Dataset items:
....

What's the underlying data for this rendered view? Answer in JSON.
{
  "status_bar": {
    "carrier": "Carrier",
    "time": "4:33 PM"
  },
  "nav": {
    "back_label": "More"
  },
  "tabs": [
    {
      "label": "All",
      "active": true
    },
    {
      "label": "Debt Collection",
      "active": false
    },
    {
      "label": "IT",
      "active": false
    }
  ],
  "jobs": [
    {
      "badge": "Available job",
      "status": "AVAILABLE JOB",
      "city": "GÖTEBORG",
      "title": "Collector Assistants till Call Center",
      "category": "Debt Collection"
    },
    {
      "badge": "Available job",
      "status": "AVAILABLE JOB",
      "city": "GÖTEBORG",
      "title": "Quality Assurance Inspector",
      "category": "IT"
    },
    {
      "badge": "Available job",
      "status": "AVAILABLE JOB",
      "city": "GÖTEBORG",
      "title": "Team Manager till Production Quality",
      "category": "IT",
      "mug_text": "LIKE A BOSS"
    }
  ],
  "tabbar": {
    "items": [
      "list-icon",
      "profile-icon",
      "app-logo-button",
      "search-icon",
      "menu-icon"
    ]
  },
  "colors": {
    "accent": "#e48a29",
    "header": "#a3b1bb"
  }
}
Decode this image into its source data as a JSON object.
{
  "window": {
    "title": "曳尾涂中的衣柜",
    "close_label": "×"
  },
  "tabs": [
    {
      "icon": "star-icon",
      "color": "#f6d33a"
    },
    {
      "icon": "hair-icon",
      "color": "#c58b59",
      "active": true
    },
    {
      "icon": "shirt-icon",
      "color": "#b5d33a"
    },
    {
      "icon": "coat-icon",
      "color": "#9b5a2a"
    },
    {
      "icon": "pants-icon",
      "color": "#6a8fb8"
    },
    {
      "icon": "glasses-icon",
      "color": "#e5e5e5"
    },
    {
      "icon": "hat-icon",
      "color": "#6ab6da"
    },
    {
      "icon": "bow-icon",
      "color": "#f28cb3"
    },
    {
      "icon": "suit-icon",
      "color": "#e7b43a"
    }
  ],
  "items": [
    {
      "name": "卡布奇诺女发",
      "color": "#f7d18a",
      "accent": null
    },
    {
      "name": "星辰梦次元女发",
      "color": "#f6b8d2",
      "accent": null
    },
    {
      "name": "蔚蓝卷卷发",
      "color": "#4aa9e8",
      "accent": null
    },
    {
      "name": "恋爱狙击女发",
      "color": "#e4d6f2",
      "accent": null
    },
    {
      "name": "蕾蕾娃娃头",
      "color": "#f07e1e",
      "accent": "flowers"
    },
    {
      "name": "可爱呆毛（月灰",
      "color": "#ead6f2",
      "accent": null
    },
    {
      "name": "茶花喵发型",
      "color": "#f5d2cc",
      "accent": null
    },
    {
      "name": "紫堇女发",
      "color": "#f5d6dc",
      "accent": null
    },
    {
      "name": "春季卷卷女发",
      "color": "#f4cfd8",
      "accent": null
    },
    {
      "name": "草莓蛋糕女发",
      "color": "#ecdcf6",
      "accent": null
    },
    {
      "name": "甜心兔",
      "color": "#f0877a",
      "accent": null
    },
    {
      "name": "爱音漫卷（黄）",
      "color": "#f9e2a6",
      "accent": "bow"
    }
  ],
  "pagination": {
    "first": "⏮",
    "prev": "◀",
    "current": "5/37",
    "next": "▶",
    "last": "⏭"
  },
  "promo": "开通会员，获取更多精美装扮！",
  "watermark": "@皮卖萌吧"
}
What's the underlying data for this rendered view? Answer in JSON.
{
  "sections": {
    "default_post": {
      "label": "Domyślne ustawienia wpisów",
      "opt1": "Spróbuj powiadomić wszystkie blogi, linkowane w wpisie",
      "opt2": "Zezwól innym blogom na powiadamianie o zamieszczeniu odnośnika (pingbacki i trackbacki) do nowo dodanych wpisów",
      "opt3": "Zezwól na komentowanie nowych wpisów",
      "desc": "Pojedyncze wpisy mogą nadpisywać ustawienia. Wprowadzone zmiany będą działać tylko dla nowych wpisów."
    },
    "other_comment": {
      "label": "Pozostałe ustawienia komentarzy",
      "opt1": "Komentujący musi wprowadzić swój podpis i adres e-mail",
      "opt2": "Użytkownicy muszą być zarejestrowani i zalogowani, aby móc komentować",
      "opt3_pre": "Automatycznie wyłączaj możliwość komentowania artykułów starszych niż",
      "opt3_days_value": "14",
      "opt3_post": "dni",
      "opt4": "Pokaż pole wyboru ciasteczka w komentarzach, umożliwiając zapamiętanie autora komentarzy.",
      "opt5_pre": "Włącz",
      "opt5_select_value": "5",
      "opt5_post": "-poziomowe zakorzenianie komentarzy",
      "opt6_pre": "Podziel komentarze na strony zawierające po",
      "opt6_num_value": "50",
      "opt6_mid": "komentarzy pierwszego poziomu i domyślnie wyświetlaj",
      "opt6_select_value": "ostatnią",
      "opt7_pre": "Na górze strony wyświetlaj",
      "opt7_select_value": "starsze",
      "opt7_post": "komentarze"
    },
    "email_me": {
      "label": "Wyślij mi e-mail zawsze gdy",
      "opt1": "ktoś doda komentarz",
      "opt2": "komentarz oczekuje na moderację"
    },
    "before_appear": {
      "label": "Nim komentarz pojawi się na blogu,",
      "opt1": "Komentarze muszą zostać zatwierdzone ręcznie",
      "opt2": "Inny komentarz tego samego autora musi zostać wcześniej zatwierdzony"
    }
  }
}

....

*Written instruction*
Write out every record shown above, word for word.

*Correct response*
What's the underlying data for this rendered view? Answer in JSON.
{
  "status_bar": {
    "carrier": "Carrier",
    "time": "4:33 PM"
  },
  "nav": {
    "back_label": "More"
  },
  "tabs": [
    {
      "label": "All",
      "active": true
    },
    {
      "label": "Debt Collection",
      "active": false
    },
    {
      "label": "IT",
      "active": false
    }
  ],
  "jobs": [
    {
      "badge": "Available job",
      "status": "AVAILABLE JOB",
      "city": "GÖTEBORG",
      "title": "Collector Assistants till Call Center",
      "category": "Debt Collection"
    },
    {
      "badge": "Available job",
      "status": "AVAILABLE JOB",
      "city": "GÖTEBORG",
      "title": "Quality Assurance Inspector",
      "category": "IT"
    },
    {
      "badge": "Available job",
      "status": "AVAILABLE JOB",
      "city": "GÖTEBORG",
      "title": "Team Manager till Production Quality",
      "category": "IT",
      "mug_text": "LIKE A BOSS"
    }
  ],
  "tabbar": {
    "items": [
      "list-icon",
      "profile-icon",
      "app-logo-button",
      "search-icon",
      "menu-icon"
    ]
  },
  "colors": {
    "accent": "#e48a29",
    "header": "#a3b1bb"
  }
}
Decode this image into its source data as a JSON object.
{
  "window": {
    "title": "曳尾涂中的衣柜",
    "close_label": "×"
  },
  "tabs": [
    {
      "icon": "star-icon",
      "color": "#f6d33a"
    },
    {
      "icon": "hair-icon",
      "color": "#c58b59",
      "active": true
    },
    {
      "icon": "shirt-icon",
      "color": "#b5d33a"
    },
    {
      "icon": "coat-icon",
      "color": "#9b5a2a"
    },
    {
      "icon": "pants-icon",
      "color": "#6a8fb8"
    },
    {
      "icon": "glasses-icon",
      "color": "#e5e5e5"
    },
    {
      "icon": "hat-icon",
      "color": "#6ab6da"
    },
    {
      "icon": "bow-icon",
      "color": "#f28cb3"
    },
    {
      "icon": "suit-icon",
      "color": "#e7b43a"
    }
  ],
  "items": [
    {
      "name": "卡布奇诺女发",
      "color": "#f7d18a",
      "accent": null
    },
    {
      "name": "星辰梦次元女发",
      "color": "#f6b8d2",
      "accent": null
    },
    {
      "name": "蔚蓝卷卷发",
      "color": "#4aa9e8",
      "accent": null
    },
    {
      "name": "恋爱狙击女发",
      "color": "#e4d6f2",
      "accent": null
    },
    {
      "name": "蕾蕾娃娃头",
      "color": "#f07e1e",
      "accent": "flowers"
    },
    {
      "name": "可爱呆毛（月灰",
      "color": "#ead6f2",
      "accent": null
    },
    {
      "name": "茶花喵发型",
      "color": "#f5d2cc",
      "accent": null
    },
    {
      "name": "紫堇女发",
      "color": "#f5d6dc",
      "accent": null
    },
    {
      "name": "春季卷卷女发",
      "color": "#f4cfd8",
      "accent": null
    },
    {
      "name": "草莓蛋糕女发",
      "color": "#ecdcf6",
      "accent": null
    },
    {
      "name": "甜心兔",
      "color": "#f0877a",
      "accent": null
    },
    {
      "name": "爱音漫卷（黄）",
      "color": "#f9e2a6",
      "accent": "bow"
    }
  ],
  "pagination": {
    "first": "⏮",
    "prev": "◀",
    "current": "5/37",
    "next": "▶",
    "last": "⏭"
  },
  "promo": "开通会员，获取更多精美装扮！",
  "watermark": "@皮卖萌吧"
}
What's the underlying data for this rendered view? Answer in JSON.
{
  "sections": {
    "default_post": {
      "label": "Domyślne ustawienia wpisów",
      "opt1": "Spróbuj powiadomić wszystkie blogi, linkowane w wpisie",
      "opt2": "Zezwól innym blogom na powiadamianie o zamieszczeniu odnośnika (pingbacki i trackbacki) do nowo dodanych wpisów",
      "opt3": "Zezwól na komentowanie nowych wpisów",
      "desc": "Pojedyncze wpisy mogą nadpisywać ustawienia. Wprowadzone zmiany będą działać tylko dla nowych wpisów."
    },
    "other_comment": {
      "label": "Pozostałe ustawienia komentarzy",
      "opt1": "Komentujący musi wprowadzić swój podpis i adres e-mail",
      "opt2": "Użytkownicy muszą być zarejestrowani i zalogowani, aby móc komentować",
      "opt3_pre": "Automatycznie wyłączaj możliwość komentowania artykułów starszych niż",
      "opt3_days_value": "14",
      "opt3_post": "dni",
      "opt4": "Pokaż pole wyboru ciasteczka w komentarzach, umożliwiając zapamiętanie autora komentarzy.",
      "opt5_pre": "Włącz",
      "opt5_select_value": "5",
      "opt5_post": "-poziomowe zakorzenianie komentarzy",
      "opt6_pre": "Podziel komentarze na strony zawierające po",
      "opt6_num_value": "50",
      "opt6_mid": "komentarzy pierwszego poziomu i domyślnie wyświetlaj",
      "opt6_select_value": "ostatnią",
      "opt7_pre": "Na górze strony wyświetlaj",
      "opt7_select_value": "starsze",
      "opt7_post": "komentarze"
    },
    "email_me": {
      "label": "Wyślij mi e-mail zawsze gdy",
      "opt1": "ktoś doda komentarz",
      "opt2": "komentarz oczekuje na moderację"
    },
    "before_appear": {
      "label": "Nim komentarz pojawi się na blogu,",
      "opt1": "Komentarze muszą zostać zatwierdzone ręcznie",
      "opt2": "Inny komentarz tego samego autora musi zostać wcześniej zatwierdzony"
    }
  }
}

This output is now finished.